-- Problem details --
Leave out the pictures and copy each record below exactly.

-- Entries provided --
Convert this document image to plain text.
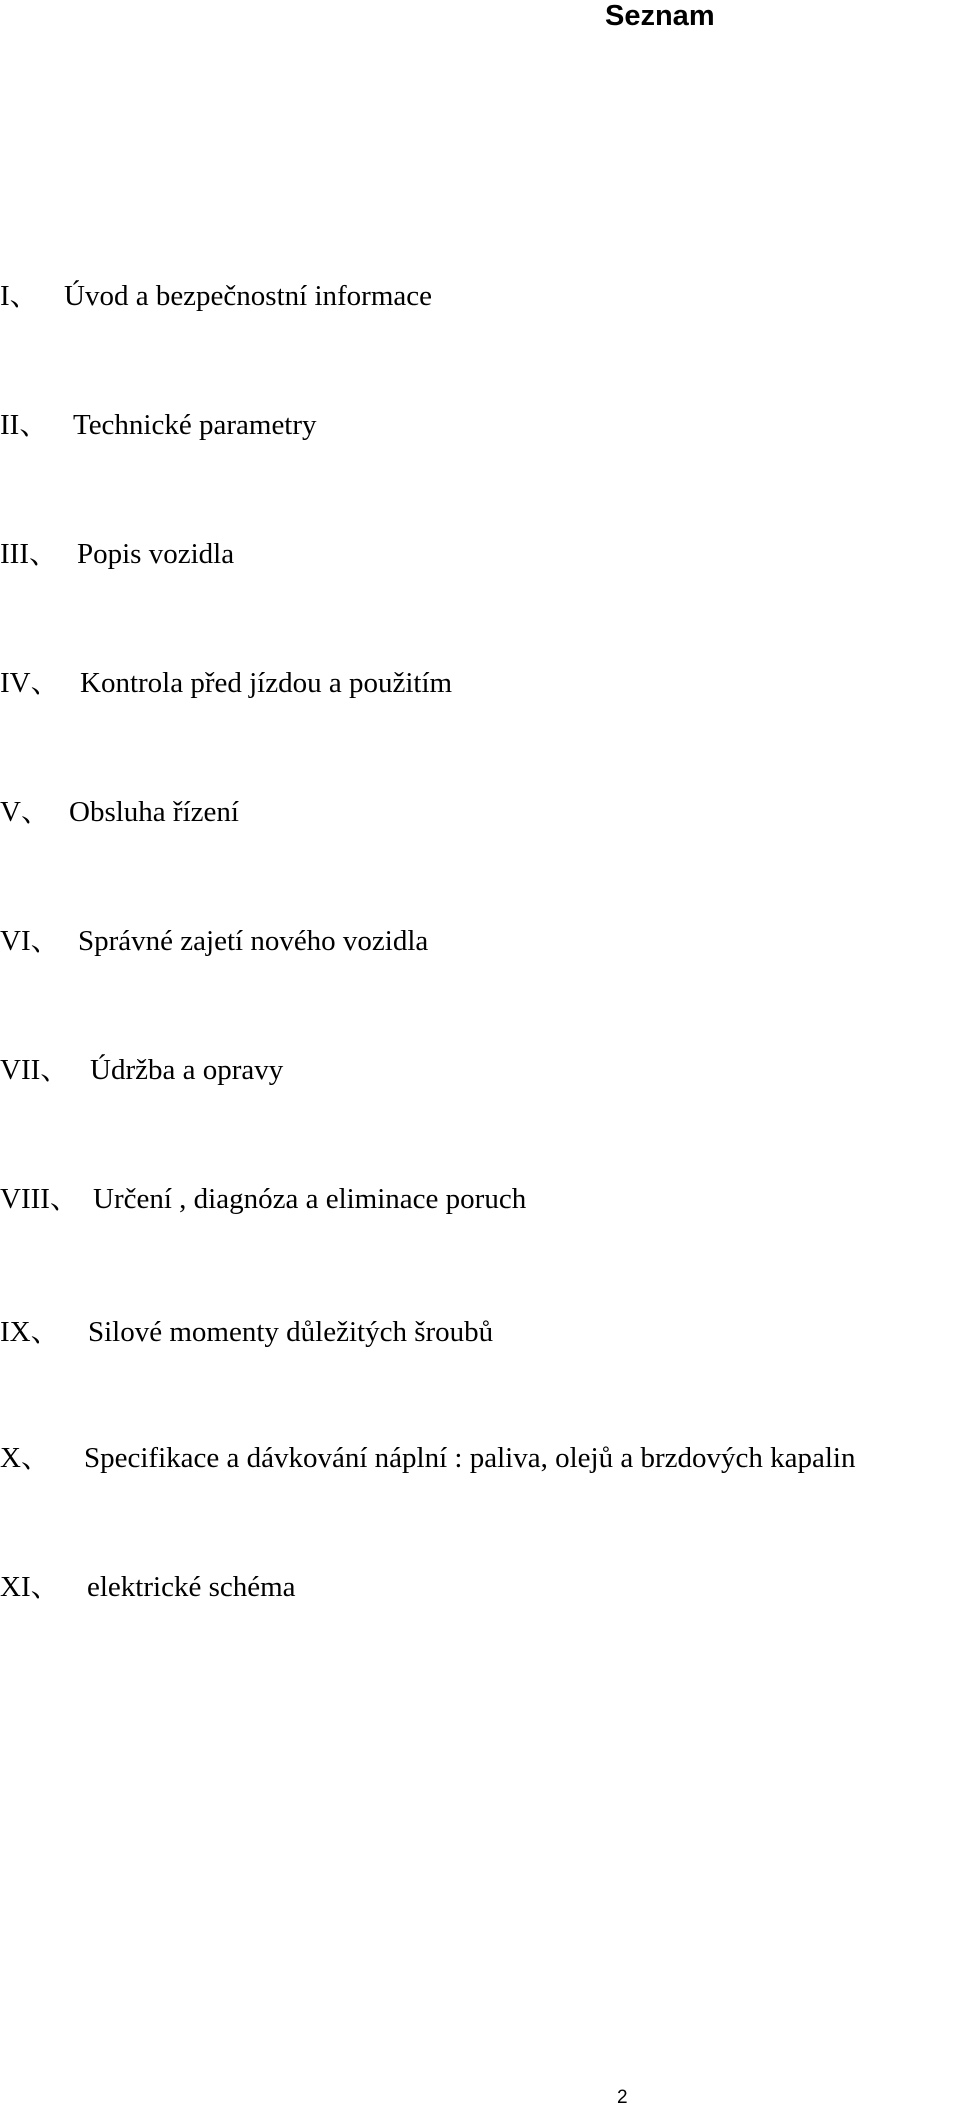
Seznam
I、 Úvod a bezpečnostní informace
II、 Technické parametry
III、 Popis vozidla
IV、 Kontrola před jízdou a použitím
V、 Obsluha řízení
VI、 Správné zajetí nového vozidla
VII、 Údržba a opravy
VIII、 Určení , diagnóza a eliminace poruch
IX、 Silové momenty důležitých šroubů
X、 Specifikace a dávkování náplní : paliva, olejů a brzdových kapalin
XI、 elektrické schéma
2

-- Response to this exercise --
Convert this document image to plain text.
Seznam
I、 Úvod a bezpečnostní informace
II、 Technické parametry
III、 Popis vozidla
IV、 Kontrola před jízdou a použitím
V、 Obsluha řízení
VI、 Správné zajetí nového vozidla
VII、 Údržba a opravy
VIII、 Určení , diagnóza a eliminace poruch
IX、 Silové momenty důležitých šroubů
X、 Specifikace a dávkování náplní : paliva, olejů a brzdových kapalin
XI、 elektrické schéma
2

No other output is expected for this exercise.